Given request: Reproduce the records below exactly as given.

Given records:
━━━━━━━━━━━━━━━━━━━━━━━━━━━━━━

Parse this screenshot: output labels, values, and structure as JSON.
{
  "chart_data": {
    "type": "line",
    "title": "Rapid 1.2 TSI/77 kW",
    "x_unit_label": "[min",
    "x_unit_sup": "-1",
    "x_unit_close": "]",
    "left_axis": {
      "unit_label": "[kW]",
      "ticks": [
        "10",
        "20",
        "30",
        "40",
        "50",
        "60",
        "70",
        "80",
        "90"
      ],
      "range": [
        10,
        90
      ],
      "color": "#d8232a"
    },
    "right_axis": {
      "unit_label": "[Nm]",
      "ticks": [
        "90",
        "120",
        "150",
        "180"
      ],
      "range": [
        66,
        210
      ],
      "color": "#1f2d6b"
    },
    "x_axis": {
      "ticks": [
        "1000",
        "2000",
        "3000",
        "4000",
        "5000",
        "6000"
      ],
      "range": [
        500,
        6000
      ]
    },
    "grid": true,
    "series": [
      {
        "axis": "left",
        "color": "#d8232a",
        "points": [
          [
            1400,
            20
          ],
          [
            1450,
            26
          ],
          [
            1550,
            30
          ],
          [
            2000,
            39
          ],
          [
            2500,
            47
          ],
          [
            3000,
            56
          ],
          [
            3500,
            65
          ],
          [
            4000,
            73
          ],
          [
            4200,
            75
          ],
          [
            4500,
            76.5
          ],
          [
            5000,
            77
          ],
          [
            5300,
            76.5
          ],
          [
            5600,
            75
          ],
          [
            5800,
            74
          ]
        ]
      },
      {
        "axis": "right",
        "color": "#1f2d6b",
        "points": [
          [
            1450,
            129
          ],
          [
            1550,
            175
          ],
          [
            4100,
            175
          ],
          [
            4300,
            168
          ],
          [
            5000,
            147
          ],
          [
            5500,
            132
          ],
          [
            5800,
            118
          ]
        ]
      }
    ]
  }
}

━━━━━━━━━━━━━━━━━━━━━━━━━━━━━━

Full output:
Parse this screenshot: output labels, values, and structure as JSON.
{
  "chart_data": {
    "type": "line",
    "title": "Rapid 1.2 TSI/77 kW",
    "x_unit_label": "[min",
    "x_unit_sup": "-1",
    "x_unit_close": "]",
    "left_axis": {
      "unit_label": "[kW]",
      "ticks": [
        "10",
        "20",
        "30",
        "40",
        "50",
        "60",
        "70",
        "80",
        "90"
      ],
      "range": [
        10,
        90
      ],
      "color": "#d8232a"
    },
    "right_axis": {
      "unit_label": "[Nm]",
      "ticks": [
        "90",
        "120",
        "150",
        "180"
      ],
      "range": [
        66,
        210
      ],
      "color": "#1f2d6b"
    },
    "x_axis": {
      "ticks": [
        "1000",
        "2000",
        "3000",
        "4000",
        "5000",
        "6000"
      ],
      "range": [
        500,
        6000
      ]
    },
    "grid": true,
    "series": [
      {
        "axis": "left",
        "color": "#d8232a",
        "points": [
          [
            1400,
            20
          ],
          [
            1450,
            26
          ],
          [
            1550,
            30
          ],
          [
            2000,
            39
          ],
          [
            2500,
            47
          ],
          [
            3000,
            56
          ],
          [
            3500,
            65
          ],
          [
            4000,
            73
          ],
          [
            4200,
            75
          ],
          [
            4500,
            76.5
          ],
          [
            5000,
            77
          ],
          [
            5300,
            76.5
          ],
          [
            5600,
            75
          ],
          [
            5800,
            74
          ]
        ]
      },
      {
        "axis": "right",
        "color": "#1f2d6b",
        "points": [
          [
            1450,
            129
          ],
          [
            1550,
            175
          ],
          [
            4100,
            175
          ],
          [
            4300,
            168
          ],
          [
            5000,
            147
          ],
          [
            5500,
            132
          ],
          [
            5800,
            118
          ]
        ]
      }
    ]
  }
}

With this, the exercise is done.